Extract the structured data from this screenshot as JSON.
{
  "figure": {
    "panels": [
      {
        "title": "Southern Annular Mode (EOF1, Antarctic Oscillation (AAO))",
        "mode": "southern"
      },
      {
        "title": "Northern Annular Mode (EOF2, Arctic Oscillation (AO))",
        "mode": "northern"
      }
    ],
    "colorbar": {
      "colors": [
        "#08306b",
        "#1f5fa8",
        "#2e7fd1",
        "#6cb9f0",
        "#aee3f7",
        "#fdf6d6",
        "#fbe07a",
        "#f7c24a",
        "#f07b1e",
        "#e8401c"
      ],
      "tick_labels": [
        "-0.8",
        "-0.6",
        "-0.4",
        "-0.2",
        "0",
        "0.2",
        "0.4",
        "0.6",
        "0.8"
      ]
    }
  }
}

□ □ □

Return each full line of the entries that contains the word "Oscillation".

**Completed task**
        "title": "Southern Annular Mode (EOF1, Antarctic Oscillation (AAO))",
        "title": "Northern Annular Mode (EOF2, Arctic Oscillation (AO))",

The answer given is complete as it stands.